■ **PROVIDED DATA**
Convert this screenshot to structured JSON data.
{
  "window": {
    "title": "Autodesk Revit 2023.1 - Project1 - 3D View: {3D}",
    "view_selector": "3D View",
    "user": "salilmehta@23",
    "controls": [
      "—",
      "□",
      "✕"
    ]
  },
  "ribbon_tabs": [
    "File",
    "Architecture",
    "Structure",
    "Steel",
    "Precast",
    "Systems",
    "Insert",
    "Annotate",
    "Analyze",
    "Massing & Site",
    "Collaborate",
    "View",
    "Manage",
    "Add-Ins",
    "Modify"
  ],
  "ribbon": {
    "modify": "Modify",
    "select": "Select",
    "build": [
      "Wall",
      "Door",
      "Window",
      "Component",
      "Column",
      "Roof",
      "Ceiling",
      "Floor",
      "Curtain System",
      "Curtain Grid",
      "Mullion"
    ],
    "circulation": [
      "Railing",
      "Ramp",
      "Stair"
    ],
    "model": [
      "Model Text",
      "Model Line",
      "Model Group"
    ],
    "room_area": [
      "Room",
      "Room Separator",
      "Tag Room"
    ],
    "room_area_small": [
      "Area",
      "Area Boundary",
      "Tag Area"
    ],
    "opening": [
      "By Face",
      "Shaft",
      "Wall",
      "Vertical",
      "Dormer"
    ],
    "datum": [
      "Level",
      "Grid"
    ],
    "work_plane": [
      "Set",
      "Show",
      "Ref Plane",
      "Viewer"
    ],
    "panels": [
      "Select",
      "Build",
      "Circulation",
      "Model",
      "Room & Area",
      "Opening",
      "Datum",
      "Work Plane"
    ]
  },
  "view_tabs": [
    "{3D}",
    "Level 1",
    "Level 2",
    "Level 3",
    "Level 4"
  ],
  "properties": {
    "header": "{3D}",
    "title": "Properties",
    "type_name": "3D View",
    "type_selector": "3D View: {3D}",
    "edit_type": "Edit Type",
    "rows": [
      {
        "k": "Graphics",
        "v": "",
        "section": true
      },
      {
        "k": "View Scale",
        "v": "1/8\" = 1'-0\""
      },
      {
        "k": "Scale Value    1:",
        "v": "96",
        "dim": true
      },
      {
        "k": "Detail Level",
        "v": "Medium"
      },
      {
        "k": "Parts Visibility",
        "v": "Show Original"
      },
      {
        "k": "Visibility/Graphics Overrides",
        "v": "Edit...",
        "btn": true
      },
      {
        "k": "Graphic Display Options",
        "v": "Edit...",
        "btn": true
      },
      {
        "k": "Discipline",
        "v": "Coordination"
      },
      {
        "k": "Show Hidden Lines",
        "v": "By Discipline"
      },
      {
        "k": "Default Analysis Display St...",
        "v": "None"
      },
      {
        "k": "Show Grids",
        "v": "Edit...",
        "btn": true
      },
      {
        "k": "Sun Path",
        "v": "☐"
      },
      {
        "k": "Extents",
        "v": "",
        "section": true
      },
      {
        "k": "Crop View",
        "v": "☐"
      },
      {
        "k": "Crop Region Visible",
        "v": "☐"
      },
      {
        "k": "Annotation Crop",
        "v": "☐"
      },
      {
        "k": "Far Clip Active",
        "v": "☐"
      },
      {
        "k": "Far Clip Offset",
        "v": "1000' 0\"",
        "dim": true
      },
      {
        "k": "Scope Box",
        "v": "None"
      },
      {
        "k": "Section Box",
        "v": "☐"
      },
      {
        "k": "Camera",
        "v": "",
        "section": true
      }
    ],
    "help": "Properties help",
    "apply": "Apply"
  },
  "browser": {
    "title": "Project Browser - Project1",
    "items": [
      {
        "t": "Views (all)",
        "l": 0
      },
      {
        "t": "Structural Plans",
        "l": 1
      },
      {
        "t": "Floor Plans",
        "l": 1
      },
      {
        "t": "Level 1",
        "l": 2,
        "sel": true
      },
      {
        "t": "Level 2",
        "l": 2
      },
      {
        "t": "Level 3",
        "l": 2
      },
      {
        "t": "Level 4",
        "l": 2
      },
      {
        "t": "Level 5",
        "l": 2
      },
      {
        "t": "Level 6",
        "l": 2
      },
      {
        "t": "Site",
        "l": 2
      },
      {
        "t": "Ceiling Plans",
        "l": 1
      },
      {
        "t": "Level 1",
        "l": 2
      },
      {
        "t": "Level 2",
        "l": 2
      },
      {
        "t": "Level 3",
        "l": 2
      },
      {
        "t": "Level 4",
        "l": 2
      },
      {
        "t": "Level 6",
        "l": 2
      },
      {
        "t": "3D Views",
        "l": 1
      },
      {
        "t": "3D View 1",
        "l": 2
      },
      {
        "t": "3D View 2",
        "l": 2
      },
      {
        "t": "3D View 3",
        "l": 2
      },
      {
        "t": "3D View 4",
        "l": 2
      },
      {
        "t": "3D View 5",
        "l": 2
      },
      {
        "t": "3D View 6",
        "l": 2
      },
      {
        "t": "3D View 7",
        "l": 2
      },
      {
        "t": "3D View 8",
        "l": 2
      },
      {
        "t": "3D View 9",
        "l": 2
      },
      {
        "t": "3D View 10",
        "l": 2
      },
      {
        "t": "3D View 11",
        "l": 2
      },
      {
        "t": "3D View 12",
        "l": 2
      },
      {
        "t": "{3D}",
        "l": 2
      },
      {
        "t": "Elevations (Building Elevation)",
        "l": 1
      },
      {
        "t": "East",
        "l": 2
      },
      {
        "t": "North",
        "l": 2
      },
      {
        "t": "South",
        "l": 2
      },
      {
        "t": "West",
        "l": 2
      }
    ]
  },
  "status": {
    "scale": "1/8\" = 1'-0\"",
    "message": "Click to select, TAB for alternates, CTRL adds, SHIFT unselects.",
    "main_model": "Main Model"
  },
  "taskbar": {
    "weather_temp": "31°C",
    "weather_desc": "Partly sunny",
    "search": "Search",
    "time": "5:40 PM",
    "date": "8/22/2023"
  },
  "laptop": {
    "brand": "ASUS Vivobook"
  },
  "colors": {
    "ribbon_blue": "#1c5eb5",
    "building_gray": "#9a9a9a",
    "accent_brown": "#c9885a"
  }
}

■ **WHAT IS ASKED**
From the records above, pull out every line containing the word "Plans".

■ **THE RESULT**
        "t": "Structural Plans",
        "t": "Floor Plans",
        "t": "Ceiling Plans",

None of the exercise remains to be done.